- _Extracted entries_:
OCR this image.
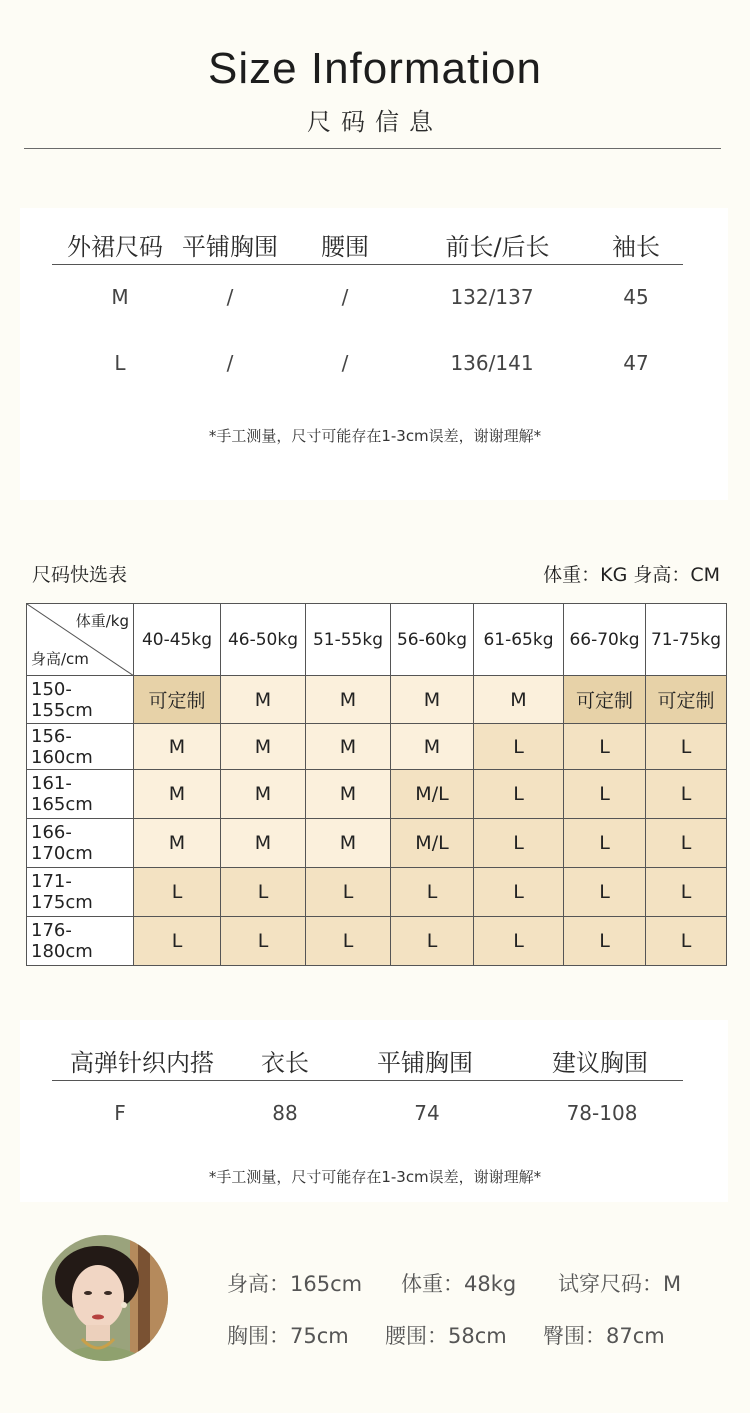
Size Information
尺码信息
外裙尺码 平铺胸围	腰围	前长/后长	袖长
M	/	/	132/137	45
L	/	/	136/141	47
*手工测量，尺寸可能存在1-3cm误差，谢谢理解*
尺码快选表	体重：KG 身高：CM
体重/kg
身高/cm	40-45kg	46-50kg	51-55kg	56-60kg	61-65kg	66-70kg	71-75kg
150-155cm	可定制	M	M	M	M	可定制	可定制
156-160cm	M	M	M	M	L	L	L
161-165cm	M	M	M	M/L	L	L	L
166-170cm	M	M	M	M/L	L	L	L
171-175cm	L	L	L	L	L	L	L
176-180cm	L	L	L	L	L	L	L
高弹针织内搭	衣长	平铺胸围	建议胸围
F	88	74	78-108
*手工测量，尺寸可能存在1-3cm误差，谢谢理解*
身高：165cm 体重：48kg 试穿尺码：M
胸围：75cm 腰围：58cm 臀围：87cm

- _Exercise requirements_: Return from the data every line that holds "平铺胸围".

- _Task solution_:
外裙尺码 平铺胸围	腰围	前长/后长	袖长
高弹针织内搭	衣长	平铺胸围	建议胸围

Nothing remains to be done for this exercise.